● **Problem to work on**
In the material below, identify each line bearing the word "title". Reproduce those lines.

● **Exercise data**
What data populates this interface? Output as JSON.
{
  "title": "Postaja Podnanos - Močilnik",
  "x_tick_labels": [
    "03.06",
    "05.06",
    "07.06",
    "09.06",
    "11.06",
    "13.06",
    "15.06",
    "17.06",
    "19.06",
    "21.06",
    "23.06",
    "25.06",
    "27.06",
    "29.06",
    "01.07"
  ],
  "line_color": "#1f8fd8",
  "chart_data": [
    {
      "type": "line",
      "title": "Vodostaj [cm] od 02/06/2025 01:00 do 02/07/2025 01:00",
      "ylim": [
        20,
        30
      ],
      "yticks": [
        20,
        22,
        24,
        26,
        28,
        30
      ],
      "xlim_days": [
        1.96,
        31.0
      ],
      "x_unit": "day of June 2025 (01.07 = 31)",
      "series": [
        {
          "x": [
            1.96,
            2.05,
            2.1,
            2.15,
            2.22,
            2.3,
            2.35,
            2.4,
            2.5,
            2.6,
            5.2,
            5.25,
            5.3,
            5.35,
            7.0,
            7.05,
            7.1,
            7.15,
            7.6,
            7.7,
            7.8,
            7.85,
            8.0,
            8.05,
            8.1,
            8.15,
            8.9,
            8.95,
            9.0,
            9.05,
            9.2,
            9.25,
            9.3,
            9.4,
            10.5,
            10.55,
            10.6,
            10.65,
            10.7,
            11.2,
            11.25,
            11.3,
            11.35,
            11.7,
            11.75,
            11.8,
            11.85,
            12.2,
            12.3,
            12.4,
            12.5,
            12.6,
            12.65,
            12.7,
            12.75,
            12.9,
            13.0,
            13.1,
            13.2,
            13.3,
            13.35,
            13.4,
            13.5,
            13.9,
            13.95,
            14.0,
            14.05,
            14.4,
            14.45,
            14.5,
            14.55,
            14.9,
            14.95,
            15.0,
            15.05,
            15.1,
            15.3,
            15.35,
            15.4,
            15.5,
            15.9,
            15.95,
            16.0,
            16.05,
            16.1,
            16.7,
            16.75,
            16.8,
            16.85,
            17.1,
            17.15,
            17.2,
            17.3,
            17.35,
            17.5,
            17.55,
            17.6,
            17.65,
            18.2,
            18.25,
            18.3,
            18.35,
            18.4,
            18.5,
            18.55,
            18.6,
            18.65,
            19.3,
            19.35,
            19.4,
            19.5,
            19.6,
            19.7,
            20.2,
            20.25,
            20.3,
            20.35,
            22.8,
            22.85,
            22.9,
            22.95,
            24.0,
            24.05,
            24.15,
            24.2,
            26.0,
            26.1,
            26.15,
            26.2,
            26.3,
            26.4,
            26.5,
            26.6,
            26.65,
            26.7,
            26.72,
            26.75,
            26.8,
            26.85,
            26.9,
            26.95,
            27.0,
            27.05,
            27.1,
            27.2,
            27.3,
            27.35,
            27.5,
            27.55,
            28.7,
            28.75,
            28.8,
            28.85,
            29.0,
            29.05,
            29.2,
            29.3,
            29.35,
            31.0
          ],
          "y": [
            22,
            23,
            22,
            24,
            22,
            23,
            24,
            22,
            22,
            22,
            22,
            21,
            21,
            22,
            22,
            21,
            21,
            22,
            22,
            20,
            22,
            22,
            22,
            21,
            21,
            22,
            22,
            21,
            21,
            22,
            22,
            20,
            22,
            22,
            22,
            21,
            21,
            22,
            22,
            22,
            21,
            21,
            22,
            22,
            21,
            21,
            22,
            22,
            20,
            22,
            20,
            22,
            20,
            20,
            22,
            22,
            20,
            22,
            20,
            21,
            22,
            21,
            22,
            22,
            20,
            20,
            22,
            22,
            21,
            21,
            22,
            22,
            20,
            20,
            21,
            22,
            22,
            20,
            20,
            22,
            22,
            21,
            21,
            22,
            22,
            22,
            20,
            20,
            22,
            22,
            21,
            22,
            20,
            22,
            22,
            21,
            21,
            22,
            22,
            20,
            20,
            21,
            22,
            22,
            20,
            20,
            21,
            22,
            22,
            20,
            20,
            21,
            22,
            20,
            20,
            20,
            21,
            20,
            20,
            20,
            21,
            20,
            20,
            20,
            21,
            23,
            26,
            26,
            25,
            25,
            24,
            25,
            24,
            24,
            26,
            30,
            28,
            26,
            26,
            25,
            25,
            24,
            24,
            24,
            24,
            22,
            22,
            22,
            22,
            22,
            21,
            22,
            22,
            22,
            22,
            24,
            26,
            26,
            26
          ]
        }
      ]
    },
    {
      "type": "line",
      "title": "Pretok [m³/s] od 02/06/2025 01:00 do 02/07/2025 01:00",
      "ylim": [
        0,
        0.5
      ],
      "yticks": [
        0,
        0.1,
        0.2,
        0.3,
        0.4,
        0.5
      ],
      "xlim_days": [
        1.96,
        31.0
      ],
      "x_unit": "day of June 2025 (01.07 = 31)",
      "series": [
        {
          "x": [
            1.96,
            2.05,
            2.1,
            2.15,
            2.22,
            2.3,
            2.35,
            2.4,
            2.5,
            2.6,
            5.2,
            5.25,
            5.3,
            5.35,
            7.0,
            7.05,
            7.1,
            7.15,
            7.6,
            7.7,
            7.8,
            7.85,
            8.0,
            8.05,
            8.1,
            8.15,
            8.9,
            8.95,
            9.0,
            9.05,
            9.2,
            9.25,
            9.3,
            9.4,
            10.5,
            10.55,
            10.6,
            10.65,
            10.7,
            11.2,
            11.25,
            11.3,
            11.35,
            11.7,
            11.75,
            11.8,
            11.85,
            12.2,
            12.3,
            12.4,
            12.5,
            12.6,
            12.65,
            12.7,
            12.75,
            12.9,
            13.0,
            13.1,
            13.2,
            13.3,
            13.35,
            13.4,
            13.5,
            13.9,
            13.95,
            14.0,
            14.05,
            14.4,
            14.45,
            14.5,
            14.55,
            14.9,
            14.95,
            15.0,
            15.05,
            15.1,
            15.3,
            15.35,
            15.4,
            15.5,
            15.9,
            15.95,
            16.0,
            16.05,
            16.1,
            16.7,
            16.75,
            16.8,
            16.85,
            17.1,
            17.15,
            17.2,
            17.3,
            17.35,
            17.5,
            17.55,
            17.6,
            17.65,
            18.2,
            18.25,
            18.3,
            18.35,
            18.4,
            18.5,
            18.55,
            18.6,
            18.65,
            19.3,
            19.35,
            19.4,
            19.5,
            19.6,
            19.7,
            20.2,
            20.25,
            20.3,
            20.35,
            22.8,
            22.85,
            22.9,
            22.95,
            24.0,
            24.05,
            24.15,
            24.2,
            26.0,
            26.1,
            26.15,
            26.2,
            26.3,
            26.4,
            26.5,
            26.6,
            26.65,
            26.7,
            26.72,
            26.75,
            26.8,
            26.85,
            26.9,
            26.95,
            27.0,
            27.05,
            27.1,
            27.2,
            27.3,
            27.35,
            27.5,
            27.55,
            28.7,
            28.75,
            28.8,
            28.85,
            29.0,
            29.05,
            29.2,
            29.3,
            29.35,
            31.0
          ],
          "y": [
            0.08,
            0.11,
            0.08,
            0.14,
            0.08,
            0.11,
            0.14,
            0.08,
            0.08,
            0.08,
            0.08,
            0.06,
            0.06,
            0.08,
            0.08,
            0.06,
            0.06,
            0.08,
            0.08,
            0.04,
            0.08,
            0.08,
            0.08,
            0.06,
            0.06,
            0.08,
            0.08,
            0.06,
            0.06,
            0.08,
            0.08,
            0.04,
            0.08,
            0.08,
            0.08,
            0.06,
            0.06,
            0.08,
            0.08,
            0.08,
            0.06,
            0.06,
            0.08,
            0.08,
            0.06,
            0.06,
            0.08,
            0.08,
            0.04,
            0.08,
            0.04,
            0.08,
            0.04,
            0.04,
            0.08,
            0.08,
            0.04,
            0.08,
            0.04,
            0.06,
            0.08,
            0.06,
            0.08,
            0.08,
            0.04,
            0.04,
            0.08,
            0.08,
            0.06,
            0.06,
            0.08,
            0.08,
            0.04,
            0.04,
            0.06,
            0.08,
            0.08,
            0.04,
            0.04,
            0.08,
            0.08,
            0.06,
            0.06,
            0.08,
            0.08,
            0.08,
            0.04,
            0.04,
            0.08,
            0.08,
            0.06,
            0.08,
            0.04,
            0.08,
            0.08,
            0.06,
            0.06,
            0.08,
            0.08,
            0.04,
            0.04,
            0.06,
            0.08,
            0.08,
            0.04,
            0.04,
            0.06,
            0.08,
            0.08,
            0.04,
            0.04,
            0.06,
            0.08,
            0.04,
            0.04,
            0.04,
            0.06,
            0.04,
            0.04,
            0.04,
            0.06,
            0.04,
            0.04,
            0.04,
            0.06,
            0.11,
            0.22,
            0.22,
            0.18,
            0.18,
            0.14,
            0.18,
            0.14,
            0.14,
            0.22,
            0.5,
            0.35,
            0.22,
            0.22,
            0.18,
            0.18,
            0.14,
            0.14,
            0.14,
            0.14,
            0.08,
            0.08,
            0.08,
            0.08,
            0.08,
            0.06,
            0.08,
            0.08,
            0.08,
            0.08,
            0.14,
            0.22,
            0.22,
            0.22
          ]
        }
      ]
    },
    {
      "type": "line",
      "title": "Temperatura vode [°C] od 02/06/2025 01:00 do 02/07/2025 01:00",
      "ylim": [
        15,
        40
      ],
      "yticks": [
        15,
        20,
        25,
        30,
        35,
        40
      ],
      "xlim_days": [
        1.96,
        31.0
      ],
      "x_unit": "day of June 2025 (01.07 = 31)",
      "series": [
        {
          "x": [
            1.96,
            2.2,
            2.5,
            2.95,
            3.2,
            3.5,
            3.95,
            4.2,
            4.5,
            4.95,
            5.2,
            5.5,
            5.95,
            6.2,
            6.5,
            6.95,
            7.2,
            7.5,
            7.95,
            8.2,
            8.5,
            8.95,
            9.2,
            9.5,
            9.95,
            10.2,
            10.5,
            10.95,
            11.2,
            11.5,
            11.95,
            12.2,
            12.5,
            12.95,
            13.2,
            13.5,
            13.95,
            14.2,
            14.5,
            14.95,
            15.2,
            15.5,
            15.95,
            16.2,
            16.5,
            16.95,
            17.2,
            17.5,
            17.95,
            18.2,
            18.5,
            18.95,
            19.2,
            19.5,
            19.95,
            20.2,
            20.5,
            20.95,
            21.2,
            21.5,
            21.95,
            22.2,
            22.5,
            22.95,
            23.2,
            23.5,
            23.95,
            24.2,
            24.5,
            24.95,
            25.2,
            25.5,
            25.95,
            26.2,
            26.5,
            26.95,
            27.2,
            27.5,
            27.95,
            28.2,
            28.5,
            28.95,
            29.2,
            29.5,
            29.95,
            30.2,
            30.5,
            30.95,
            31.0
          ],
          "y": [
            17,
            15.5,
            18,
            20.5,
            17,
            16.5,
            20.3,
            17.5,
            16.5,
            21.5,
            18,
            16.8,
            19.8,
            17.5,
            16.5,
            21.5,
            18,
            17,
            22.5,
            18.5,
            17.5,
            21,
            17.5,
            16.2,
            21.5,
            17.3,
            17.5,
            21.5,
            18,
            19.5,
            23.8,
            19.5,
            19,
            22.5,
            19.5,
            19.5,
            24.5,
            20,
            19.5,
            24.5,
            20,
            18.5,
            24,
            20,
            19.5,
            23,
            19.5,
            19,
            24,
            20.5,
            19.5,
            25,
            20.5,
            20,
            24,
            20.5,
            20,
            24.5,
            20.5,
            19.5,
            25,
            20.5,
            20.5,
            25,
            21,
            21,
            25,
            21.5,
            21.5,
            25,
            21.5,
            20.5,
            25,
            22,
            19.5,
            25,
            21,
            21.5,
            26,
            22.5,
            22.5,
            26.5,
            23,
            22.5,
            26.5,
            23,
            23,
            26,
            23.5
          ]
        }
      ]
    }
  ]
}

● **The response**
  "title": "Postaja Podnanos - Močilnik",
      "title": "Vodostaj [cm] od 02/06/2025 01:00 do 02/07/2025 01:00",
      "title": "Pretok [m³/s] od 02/06/2025 01:00 do 02/07/2025 01:00",
      "title": "Temperatura vode [°C] od 02/06/2025 01:00 do 02/07/2025 01:00",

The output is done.